▸ **ENTRIES PROVIDED**:
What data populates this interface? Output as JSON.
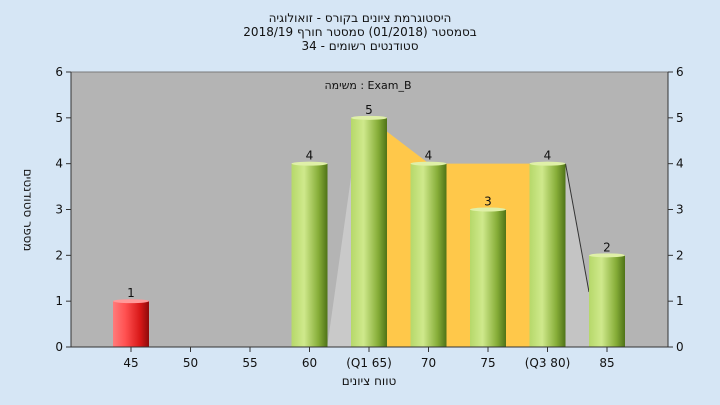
{
  "chart_data": {
    "type": "bar",
    "title_lines": [
      "היסטוגרמת ציונים בקורס - זואולוגיה",
      "בסמסטר  (01/2018)  סמסטר חורף 2018/19",
      "סטודנטים רשומים - 34"
    ],
    "annotation": "משימה : Exam_B",
    "xlabel": "טווח ציונים",
    "ylabel": "מספר סטודנטים",
    "ylim": [
      0,
      6
    ],
    "yticks": [
      0,
      1,
      2,
      3,
      4,
      5,
      6
    ],
    "grid": false,
    "categories": [
      "45",
      "50",
      "55",
      "60",
      "(Q1 65)",
      "70",
      "75",
      "(Q3 80)",
      "85"
    ],
    "values": [
      1,
      0,
      0,
      4,
      5,
      4,
      3,
      4,
      2
    ],
    "bar_colors": [
      "#e02020",
      "#8fb83a",
      "#8fb83a",
      "#8fb83a",
      "#8fb83a",
      "#8fb83a",
      "#8fb83a",
      "#8fb83a",
      "#8fb83a"
    ],
    "iqr_band": {
      "from": "(Q1 65)",
      "to": "(Q3 80)",
      "color": "#ffc84a"
    },
    "background": {
      "plot": "#b4b4b4",
      "page": "#d6e6f5"
    }
  }
}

▸ **TASK PROMPT**:
Scan the lines for the string "ציונים". Copy out each line that matches.

▸ **EXERCISE ANSWER**:
      "היסטוגרמת ציונים בקורס - זואולוגיה",
    "xlabel": "טווח ציונים",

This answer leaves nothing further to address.